WHAT YOU NEED TO DO: Look through the lines below and extract each one that contains "Dieu".

(Data entries)
+===+

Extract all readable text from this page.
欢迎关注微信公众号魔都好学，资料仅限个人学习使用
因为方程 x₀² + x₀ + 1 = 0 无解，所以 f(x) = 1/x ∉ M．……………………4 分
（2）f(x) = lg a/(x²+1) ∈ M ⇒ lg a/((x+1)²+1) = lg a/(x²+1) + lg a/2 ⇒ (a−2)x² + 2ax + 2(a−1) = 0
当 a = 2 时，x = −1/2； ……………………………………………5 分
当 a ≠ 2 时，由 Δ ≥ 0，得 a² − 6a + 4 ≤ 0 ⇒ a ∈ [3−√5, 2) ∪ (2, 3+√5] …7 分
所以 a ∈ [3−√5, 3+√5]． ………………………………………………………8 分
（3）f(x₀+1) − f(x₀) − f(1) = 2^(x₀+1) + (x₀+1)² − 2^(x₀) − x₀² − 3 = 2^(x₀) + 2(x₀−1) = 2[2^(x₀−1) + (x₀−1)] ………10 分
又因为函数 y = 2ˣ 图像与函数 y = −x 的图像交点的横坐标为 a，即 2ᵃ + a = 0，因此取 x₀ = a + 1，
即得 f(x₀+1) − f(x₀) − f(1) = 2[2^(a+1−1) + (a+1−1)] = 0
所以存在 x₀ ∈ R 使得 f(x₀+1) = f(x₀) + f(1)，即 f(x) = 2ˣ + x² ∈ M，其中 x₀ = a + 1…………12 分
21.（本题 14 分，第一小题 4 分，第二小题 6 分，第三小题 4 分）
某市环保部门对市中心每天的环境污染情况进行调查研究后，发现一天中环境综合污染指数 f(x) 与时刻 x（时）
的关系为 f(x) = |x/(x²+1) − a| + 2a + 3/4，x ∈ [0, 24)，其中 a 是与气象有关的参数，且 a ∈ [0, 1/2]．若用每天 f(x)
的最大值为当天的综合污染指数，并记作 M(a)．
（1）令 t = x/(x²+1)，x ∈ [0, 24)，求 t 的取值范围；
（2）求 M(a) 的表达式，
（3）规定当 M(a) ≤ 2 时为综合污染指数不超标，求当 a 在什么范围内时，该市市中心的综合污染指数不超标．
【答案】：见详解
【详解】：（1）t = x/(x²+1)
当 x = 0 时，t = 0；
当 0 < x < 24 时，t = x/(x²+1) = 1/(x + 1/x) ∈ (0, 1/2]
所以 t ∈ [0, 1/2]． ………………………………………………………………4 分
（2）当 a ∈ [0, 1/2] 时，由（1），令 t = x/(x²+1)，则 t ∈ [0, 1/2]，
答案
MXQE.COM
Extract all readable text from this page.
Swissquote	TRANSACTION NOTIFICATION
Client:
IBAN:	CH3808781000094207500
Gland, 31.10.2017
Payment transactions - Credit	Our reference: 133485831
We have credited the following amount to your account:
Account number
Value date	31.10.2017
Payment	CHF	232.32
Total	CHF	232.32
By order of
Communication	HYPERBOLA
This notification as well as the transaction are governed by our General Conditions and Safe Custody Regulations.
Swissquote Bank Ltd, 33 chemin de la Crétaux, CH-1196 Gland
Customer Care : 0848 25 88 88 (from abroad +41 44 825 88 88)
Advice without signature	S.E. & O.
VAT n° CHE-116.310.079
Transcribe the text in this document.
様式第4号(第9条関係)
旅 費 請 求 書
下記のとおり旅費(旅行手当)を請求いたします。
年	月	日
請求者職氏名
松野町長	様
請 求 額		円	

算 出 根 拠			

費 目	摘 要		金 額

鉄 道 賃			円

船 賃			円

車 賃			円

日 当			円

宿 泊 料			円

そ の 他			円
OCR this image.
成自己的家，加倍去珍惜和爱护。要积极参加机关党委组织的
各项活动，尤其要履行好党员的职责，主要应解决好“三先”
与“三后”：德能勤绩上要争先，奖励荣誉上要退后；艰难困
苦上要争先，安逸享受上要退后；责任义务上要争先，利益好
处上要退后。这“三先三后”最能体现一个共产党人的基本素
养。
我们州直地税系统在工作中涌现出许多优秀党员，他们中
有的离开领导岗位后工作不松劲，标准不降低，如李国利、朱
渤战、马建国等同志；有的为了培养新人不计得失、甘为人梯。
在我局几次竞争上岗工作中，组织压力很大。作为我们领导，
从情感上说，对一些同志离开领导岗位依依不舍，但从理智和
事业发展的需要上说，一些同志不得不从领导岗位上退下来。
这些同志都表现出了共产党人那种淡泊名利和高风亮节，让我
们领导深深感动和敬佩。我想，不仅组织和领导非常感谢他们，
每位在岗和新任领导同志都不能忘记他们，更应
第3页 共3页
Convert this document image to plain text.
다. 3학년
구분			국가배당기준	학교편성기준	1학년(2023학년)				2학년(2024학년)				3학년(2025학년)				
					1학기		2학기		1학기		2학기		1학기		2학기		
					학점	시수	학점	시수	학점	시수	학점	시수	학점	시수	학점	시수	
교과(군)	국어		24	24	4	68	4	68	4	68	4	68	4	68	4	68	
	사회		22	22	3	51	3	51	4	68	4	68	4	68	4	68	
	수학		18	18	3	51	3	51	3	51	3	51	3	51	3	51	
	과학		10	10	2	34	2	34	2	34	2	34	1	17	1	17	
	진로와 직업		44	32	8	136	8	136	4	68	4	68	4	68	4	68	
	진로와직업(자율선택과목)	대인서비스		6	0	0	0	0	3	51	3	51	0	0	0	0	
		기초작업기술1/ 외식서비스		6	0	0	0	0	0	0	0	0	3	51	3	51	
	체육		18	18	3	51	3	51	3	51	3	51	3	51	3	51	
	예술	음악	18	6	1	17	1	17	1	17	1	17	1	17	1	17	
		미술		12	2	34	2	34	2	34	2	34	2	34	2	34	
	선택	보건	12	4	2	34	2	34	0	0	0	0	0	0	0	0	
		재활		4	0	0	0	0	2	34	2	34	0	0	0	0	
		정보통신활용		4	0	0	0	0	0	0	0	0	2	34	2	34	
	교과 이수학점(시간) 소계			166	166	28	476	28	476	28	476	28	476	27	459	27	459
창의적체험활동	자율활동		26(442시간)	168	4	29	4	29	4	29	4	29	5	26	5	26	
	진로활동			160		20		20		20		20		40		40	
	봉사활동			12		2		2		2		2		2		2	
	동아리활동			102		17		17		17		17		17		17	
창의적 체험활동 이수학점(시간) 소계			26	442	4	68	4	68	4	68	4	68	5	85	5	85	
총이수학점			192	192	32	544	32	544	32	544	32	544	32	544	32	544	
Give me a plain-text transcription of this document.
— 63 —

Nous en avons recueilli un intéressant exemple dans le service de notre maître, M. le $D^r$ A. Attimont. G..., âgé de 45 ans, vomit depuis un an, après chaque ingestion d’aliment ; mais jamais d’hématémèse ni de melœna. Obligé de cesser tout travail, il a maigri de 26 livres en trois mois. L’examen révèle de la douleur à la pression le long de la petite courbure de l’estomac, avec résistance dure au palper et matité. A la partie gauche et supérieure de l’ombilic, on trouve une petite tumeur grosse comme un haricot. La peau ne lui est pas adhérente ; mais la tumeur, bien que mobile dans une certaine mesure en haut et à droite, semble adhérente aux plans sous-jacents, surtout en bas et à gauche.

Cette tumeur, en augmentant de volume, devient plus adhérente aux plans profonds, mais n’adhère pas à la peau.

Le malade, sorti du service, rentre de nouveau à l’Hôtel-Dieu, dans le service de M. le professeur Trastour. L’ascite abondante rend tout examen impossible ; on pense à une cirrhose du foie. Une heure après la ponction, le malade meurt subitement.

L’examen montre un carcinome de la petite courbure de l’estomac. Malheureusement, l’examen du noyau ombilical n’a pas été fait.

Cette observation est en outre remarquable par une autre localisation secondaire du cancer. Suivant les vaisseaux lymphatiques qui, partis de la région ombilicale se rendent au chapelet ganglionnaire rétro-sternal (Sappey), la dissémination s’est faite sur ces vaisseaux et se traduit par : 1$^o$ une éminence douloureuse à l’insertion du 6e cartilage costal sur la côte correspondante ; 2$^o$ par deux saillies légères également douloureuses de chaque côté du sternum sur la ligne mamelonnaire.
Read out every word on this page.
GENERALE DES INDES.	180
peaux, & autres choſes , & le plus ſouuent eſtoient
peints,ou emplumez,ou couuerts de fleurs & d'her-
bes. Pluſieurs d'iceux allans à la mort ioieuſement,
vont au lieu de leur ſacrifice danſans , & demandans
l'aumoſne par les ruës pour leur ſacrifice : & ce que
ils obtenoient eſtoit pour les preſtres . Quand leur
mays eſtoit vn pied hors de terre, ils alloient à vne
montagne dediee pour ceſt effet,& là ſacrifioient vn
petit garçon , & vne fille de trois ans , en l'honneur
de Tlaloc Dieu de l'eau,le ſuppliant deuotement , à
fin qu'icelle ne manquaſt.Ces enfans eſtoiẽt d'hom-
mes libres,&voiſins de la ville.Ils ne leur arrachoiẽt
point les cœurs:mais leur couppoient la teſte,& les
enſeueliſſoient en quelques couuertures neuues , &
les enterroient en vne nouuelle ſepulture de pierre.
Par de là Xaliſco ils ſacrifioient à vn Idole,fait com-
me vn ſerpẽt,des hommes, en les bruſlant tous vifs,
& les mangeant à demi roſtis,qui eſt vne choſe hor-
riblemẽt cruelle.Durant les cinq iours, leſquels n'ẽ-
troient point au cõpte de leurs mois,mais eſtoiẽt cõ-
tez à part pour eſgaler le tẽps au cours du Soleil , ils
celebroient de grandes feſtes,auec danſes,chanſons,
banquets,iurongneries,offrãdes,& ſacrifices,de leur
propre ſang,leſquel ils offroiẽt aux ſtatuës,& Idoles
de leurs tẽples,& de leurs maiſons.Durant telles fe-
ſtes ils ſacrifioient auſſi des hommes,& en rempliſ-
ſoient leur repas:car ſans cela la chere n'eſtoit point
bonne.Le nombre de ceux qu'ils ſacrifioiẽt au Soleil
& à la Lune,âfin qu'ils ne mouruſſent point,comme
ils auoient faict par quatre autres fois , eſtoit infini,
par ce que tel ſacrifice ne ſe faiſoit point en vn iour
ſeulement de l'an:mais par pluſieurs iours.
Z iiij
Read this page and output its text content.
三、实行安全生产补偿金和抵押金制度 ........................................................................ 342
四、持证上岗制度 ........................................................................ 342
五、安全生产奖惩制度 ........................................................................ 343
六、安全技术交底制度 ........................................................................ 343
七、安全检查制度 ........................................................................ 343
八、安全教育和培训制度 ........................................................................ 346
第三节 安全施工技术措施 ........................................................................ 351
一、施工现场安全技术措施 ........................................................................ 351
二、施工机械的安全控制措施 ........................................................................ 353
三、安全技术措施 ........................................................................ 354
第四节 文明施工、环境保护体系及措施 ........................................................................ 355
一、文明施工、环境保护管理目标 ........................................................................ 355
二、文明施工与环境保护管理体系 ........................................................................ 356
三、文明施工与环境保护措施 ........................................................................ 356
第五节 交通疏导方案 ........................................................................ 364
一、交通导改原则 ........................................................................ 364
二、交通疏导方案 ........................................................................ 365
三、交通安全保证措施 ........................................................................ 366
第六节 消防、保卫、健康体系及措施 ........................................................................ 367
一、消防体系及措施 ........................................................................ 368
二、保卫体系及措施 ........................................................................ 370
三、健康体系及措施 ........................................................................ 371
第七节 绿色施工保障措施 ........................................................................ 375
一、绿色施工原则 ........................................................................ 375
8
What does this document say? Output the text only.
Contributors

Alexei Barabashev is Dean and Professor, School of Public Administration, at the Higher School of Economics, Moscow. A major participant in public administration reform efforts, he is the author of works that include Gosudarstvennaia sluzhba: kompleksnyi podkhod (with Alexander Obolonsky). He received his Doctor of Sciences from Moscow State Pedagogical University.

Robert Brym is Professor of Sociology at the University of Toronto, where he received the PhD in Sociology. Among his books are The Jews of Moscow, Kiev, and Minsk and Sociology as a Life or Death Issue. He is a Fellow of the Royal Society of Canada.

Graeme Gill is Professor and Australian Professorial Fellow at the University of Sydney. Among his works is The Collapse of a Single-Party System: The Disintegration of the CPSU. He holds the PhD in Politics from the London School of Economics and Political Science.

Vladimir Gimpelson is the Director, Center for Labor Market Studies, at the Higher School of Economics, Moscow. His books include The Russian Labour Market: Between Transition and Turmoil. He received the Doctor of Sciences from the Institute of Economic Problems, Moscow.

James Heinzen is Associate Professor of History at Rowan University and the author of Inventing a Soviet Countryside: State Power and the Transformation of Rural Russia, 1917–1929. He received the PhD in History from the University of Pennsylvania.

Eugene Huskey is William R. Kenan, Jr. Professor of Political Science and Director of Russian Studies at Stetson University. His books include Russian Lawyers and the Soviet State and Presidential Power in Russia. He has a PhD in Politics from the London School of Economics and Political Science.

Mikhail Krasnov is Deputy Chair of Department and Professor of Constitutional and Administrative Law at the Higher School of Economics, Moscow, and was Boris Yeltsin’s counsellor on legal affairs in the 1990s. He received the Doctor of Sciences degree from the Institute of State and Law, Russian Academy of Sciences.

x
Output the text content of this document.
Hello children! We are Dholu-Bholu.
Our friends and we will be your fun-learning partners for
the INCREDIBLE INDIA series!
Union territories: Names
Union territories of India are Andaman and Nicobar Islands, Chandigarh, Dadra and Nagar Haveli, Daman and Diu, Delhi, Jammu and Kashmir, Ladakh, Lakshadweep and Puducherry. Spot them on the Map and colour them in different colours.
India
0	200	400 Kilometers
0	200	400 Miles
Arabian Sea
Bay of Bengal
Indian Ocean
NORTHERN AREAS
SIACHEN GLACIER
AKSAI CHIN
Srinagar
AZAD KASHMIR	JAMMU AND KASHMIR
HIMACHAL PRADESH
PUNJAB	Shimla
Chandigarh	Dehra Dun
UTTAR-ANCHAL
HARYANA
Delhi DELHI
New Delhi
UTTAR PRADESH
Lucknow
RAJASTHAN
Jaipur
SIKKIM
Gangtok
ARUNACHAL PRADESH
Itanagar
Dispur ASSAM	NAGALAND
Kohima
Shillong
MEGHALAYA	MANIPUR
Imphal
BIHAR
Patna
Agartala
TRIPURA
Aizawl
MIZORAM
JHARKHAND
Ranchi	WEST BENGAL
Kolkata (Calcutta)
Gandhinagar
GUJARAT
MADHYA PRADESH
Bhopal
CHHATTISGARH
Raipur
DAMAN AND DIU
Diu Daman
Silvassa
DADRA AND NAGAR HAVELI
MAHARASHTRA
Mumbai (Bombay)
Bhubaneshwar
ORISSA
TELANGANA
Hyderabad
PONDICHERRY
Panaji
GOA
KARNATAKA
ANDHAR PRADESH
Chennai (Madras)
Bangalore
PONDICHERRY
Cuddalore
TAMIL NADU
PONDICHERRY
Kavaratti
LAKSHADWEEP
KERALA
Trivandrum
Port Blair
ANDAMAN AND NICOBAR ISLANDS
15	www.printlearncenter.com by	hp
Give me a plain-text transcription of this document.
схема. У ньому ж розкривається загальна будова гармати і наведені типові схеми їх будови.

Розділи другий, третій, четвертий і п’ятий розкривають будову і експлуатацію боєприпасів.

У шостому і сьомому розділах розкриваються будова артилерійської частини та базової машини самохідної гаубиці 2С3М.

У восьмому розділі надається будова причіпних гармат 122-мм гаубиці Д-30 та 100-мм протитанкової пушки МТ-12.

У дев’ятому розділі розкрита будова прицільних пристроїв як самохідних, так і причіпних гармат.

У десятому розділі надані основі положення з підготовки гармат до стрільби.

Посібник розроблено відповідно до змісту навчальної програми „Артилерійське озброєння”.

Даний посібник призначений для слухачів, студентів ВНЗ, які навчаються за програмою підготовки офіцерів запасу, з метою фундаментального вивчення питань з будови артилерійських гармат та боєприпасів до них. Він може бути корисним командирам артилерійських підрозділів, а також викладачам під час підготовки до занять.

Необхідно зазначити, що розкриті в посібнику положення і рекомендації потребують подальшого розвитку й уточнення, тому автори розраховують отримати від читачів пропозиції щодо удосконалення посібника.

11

+===+

WORKED ANSWER:
Le malade, sorti du service, rentre de nouveau à l’Hôtel-Dieu, dans le service de M. le professeur Trastour. L’ascite abondante rend tout examen impossible ; on pense à une cirrhose du foie. Une heure après la ponction, le malade meurt subitement.
de Tlaloc Dieu de l'eau,le ſuppliant deuotement , à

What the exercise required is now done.